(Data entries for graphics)
-=-=-=-=-
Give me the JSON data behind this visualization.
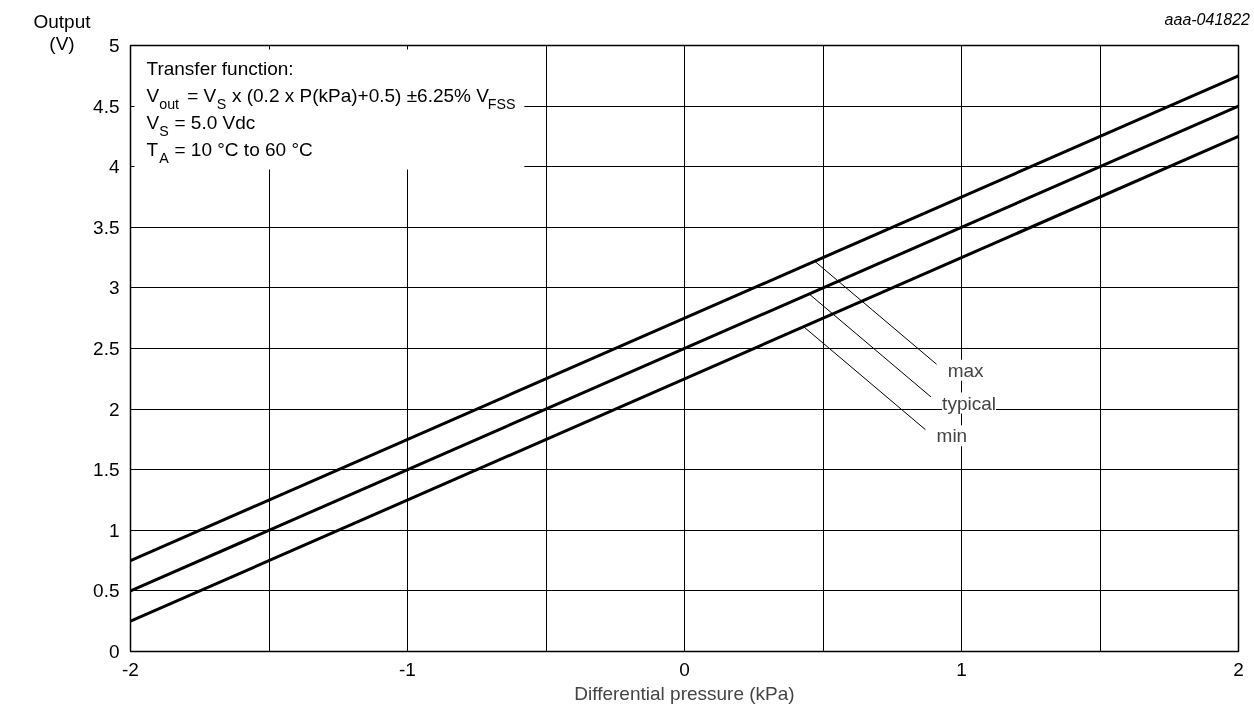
{
  "chart_data": {
    "type": "line",
    "xlabel": "Differential pressure (kPa)",
    "ylabel": "Output\n(V)",
    "x": [
      -2,
      2
    ],
    "series": [
      {
        "color": "#000000",
        "values": [
          0.75,
          4.75
        ]
      },
      {
        "color": "#000000",
        "values": [
          0.5,
          4.5
        ]
      },
      {
        "color": "#000000",
        "values": [
          0.25,
          4.25
        ]
      }
    ],
    "xlim": [
      -2,
      2
    ],
    "xticks": [
      -2,
      {
        "value": -1.5,
        "label": null
      },
      -1,
      {
        "value": -0.5,
        "label": null
      },
      0,
      {
        "value": 0.5,
        "label": null
      },
      1,
      {
        "value": 1.5,
        "label": null
      },
      2
    ],
    "ylim": [
      0,
      5
    ],
    "yticks": [
      0,
      0.5,
      1,
      1.5,
      2,
      2.5,
      3,
      3.5,
      4,
      4.5,
      5
    ],
    "grid": true,
    "line_style": "solid",
    "marker": "none",
    "annotations": [
      "aaa-041822",
      "Transfer function:",
      "V$_{out}$ = V$_{S}$ x (0.2 x P(kPa)+0.5) ±6.25% V$_{FSS}$",
      "V$_{S}$ = 5.0 Vdc",
      "T$_{A}$ = 10 °C to 60 °C",
      {
        "text": "max",
        "x": 0.47,
        "y": 3.22
      },
      {
        "text": "typical",
        "x": 0.45,
        "y": 2.95
      },
      {
        "text": "min",
        "x": 0.43,
        "y": 2.68
      }
    ]
  }
}
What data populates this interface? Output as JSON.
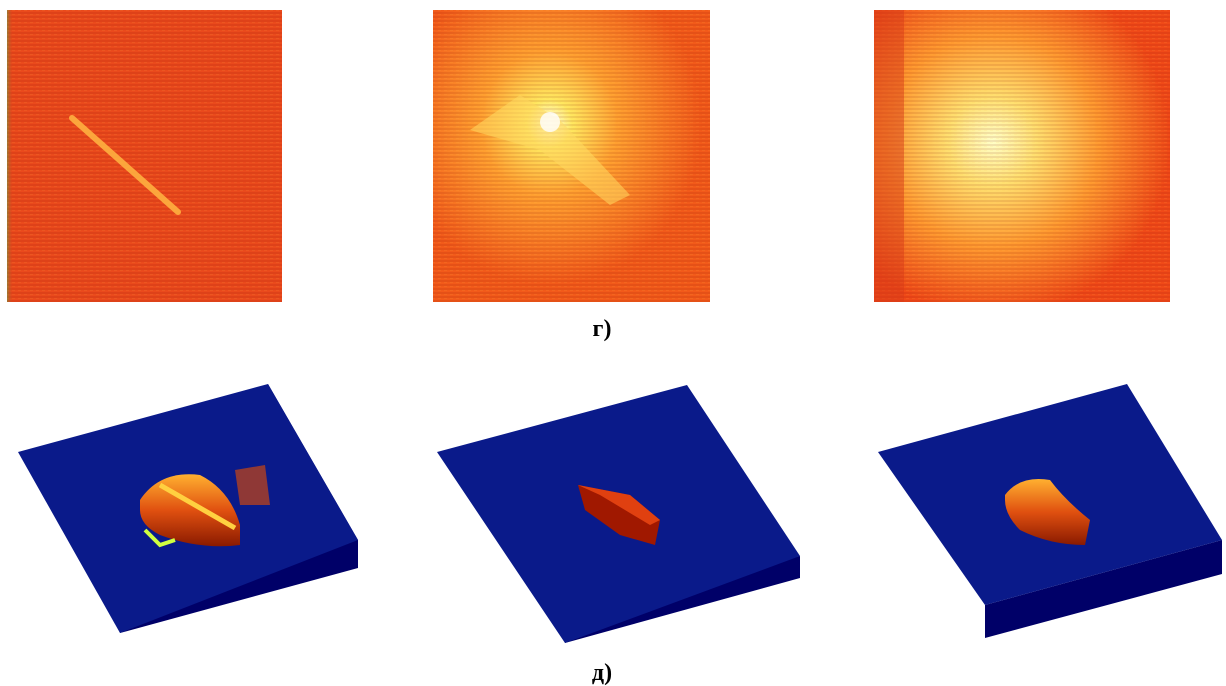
-=-=-=-=-
*Written task*: Leaving all pictures aside, quote each record exactly.

*Full solution*:
Give me the JSON data behind this visualization.
{
  "chart_data": {
    "type": "line",
    "xlabel": "Differential pressure (kPa)",
    "ylabel": "Output\n(V)",
    "x": [
      -2,
      2
    ],
    "series": [
      {
        "color": "#000000",
        "values": [
          0.75,
          4.75
        ]
      },
      {
        "color": "#000000",
        "values": [
          0.5,
          4.5
        ]
      },
      {
        "color": "#000000",
        "values": [
          0.25,
          4.25
        ]
      }
    ],
    "xlim": [
      -2,
      2
    ],
    "xticks": [
      -2,
      {
        "value": -1.5,
        "label": null
      },
      -1,
      {
        "value": -0.5,
        "label": null
      },
      0,
      {
        "value": 0.5,
        "label": null
      },
      1,
      {
        "value": 1.5,
        "label": null
      },
      2
    ],
    "ylim": [
      0,
      5
    ],
    "yticks": [
      0,
      0.5,
      1,
      1.5,
      2,
      2.5,
      3,
      3.5,
      4,
      4.5,
      5
    ],
    "grid": true,
    "line_style": "solid",
    "marker": "none",
    "annotations": [
      "aaa-041822",
      "Transfer function:",
      "V$_{out}$ = V$_{S}$ x (0.2 x P(kPa)+0.5) ±6.25% V$_{FSS}$",
      "V$_{S}$ = 5.0 Vdc",
      "T$_{A}$ = 10 °C to 60 °C",
      {
        "text": "max",
        "x": 0.47,
        "y": 3.22
      },
      {
        "text": "typical",
        "x": 0.45,
        "y": 2.95
      },
      {
        "text": "min",
        "x": 0.43,
        "y": 2.68
      }
    ]
  }
}
What data populates this interface? Output as JSON.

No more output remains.